[START OF Input rows]
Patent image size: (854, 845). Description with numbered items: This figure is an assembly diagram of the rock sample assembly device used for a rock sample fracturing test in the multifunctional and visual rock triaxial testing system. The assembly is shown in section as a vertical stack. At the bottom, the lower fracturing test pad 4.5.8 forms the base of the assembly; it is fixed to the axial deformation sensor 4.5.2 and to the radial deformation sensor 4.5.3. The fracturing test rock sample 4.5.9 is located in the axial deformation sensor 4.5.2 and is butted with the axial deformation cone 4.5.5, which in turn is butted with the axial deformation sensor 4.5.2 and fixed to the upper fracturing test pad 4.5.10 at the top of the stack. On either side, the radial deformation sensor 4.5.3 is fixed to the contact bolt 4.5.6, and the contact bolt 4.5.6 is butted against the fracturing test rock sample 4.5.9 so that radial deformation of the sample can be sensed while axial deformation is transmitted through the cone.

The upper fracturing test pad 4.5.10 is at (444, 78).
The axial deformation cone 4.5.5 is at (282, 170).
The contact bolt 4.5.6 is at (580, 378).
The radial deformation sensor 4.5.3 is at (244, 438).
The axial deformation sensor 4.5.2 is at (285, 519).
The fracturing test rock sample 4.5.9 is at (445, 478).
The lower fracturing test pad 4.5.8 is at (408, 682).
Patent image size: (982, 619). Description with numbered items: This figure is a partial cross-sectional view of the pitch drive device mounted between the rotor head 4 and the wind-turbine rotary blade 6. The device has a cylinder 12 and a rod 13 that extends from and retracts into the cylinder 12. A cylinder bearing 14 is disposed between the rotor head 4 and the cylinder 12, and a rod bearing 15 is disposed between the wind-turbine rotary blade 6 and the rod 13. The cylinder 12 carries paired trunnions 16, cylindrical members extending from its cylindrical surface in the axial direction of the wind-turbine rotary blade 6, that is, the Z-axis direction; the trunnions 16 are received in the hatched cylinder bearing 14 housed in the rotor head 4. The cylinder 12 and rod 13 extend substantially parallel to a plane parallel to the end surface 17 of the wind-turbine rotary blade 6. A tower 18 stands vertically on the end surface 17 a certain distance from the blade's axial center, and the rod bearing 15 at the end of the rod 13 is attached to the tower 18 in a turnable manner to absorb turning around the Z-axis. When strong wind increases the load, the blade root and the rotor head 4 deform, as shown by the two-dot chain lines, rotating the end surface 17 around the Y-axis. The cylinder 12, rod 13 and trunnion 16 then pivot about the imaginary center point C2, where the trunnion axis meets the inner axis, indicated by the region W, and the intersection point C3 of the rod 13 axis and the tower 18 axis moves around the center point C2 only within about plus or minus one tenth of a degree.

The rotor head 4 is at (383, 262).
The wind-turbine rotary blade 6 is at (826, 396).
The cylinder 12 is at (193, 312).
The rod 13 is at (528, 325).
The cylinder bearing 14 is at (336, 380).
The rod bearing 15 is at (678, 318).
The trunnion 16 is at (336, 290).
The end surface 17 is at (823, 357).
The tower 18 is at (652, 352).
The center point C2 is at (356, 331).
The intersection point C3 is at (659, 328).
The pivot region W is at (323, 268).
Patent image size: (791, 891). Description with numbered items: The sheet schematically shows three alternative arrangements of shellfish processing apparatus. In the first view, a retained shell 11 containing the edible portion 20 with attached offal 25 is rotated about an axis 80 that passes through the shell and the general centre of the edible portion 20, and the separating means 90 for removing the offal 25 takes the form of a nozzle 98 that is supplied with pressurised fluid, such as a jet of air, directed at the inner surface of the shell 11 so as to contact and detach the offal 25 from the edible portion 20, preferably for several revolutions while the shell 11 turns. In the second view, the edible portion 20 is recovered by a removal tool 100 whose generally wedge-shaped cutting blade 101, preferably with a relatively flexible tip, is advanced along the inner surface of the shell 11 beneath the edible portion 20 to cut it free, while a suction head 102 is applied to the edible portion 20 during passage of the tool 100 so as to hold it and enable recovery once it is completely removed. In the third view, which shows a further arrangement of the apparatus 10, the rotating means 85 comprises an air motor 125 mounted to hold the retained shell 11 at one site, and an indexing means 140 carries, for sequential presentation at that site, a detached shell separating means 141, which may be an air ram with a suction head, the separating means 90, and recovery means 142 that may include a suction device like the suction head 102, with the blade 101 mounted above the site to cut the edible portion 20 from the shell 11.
[END OF Input rows]
• Exercise:
Reproduce every one of the records above word for word, leaving nothing out and changing nothing.

• Reply:
Patent image size: (854, 845). Description with numbered items: This figure is an assembly diagram of the rock sample assembly device used for a rock sample fracturing test in the multifunctional and visual rock triaxial testing system. The assembly is shown in section as a vertical stack. At the bottom, the lower fracturing test pad 4.5.8 forms the base of the assembly; it is fixed to the axial deformation sensor 4.5.2 and to the radial deformation sensor 4.5.3. The fracturing test rock sample 4.5.9 is located in the axial deformation sensor 4.5.2 and is butted with the axial deformation cone 4.5.5, which in turn is butted with the axial deformation sensor 4.5.2 and fixed to the upper fracturing test pad 4.5.10 at the top of the stack. On either side, the radial deformation sensor 4.5.3 is fixed to the contact bolt 4.5.6, and the contact bolt 4.5.6 is butted against the fracturing test rock sample 4.5.9 so that radial deformation of the sample can be sensed while axial deformation is transmitted through the cone.

The upper fracturing test pad 4.5.10 is at (444, 78).
The axial deformation cone 4.5.5 is at (282, 170).
The contact bolt 4.5.6 is at (580, 378).
The radial deformation sensor 4.5.3 is at (244, 438).
The axial deformation sensor 4.5.2 is at (285, 519).
The fracturing test rock sample 4.5.9 is at (445, 478).
The lower fracturing test pad 4.5.8 is at (408, 682).
Patent image size: (982, 619). Description with numbered items: This figure is a partial cross-sectional view of the pitch drive device mounted between the rotor head 4 and the wind-turbine rotary blade 6. The device has a cylinder 12 and a rod 13 that extends from and retracts into the cylinder 12. A cylinder bearing 14 is disposed between the rotor head 4 and the cylinder 12, and a rod bearing 15 is disposed between the wind-turbine rotary blade 6 and the rod 13. The cylinder 12 carries paired trunnions 16, cylindrical members extending from its cylindrical surface in the axial direction of the wind-turbine rotary blade 6, that is, the Z-axis direction; the trunnions 16 are received in the hatched cylinder bearing 14 housed in the rotor head 4. The cylinder 12 and rod 13 extend substantially parallel to a plane parallel to the end surface 17 of the wind-turbine rotary blade 6. A tower 18 stands vertically on the end surface 17 a certain distance from the blade's axial center, and the rod bearing 15 at the end of the rod 13 is attached to the tower 18 in a turnable manner to absorb turning around the Z-axis. When strong wind increases the load, the blade root and the rotor head 4 deform, as shown by the two-dot chain lines, rotating the end surface 17 around the Y-axis. The cylinder 12, rod 13 and trunnion 16 then pivot about the imaginary center point C2, where the trunnion axis meets the inner axis, indicated by the region W, and the intersection point C3 of the rod 13 axis and the tower 18 axis moves around the center point C2 only within about plus or minus one tenth of a degree.

The rotor head 4 is at (383, 262).
The wind-turbine rotary blade 6 is at (826, 396).
The cylinder 12 is at (193, 312).
The rod 13 is at (528, 325).
The cylinder bearing 14 is at (336, 380).
The rod bearing 15 is at (678, 318).
The trunnion 16 is at (336, 290).
The end surface 17 is at (823, 357).
The tower 18 is at (652, 352).
The center point C2 is at (356, 331).
The intersection point C3 is at (659, 328).
The pivot region W is at (323, 268).
Patent image size: (791, 891). Description with numbered items: The sheet schematically shows three alternative arrangements of shellfish processing apparatus. In the first view, a retained shell 11 containing the edible portion 20 with attached offal 25 is rotated about an axis 80 that passes through the shell and the general centre of the edible portion 20, and the separating means 90 for removing the offal 25 takes the form of a nozzle 98 that is supplied with pressurised fluid, such as a jet of air, directed at the inner surface of the shell 11 so as to contact and detach the offal 25 from the edible portion 20, preferably for several revolutions while the shell 11 turns. In the second view, the edible portion 20 is recovered by a removal tool 100 whose generally wedge-shaped cutting blade 101, preferably with a relatively flexible tip, is advanced along the inner surface of the shell 11 beneath the edible portion 20 to cut it free, while a suction head 102 is applied to the edible portion 20 during passage of the tool 100 so as to hold it and enable recovery once it is completely removed. In the third view, which shows a further arrangement of the apparatus 10, the rotating means 85 comprises an air motor 125 mounted to hold the retained shell 11 at one site, and an indexing means 140 carries, for sequential presentation at that site, a detached shell separating means 141, which may be an air ram with a suction head, the separating means 90, and recovery means 142 that may include a suction device like the suction head 102, with the blade 101 mounted above the site to cut the edible portion 20 from the shell 11.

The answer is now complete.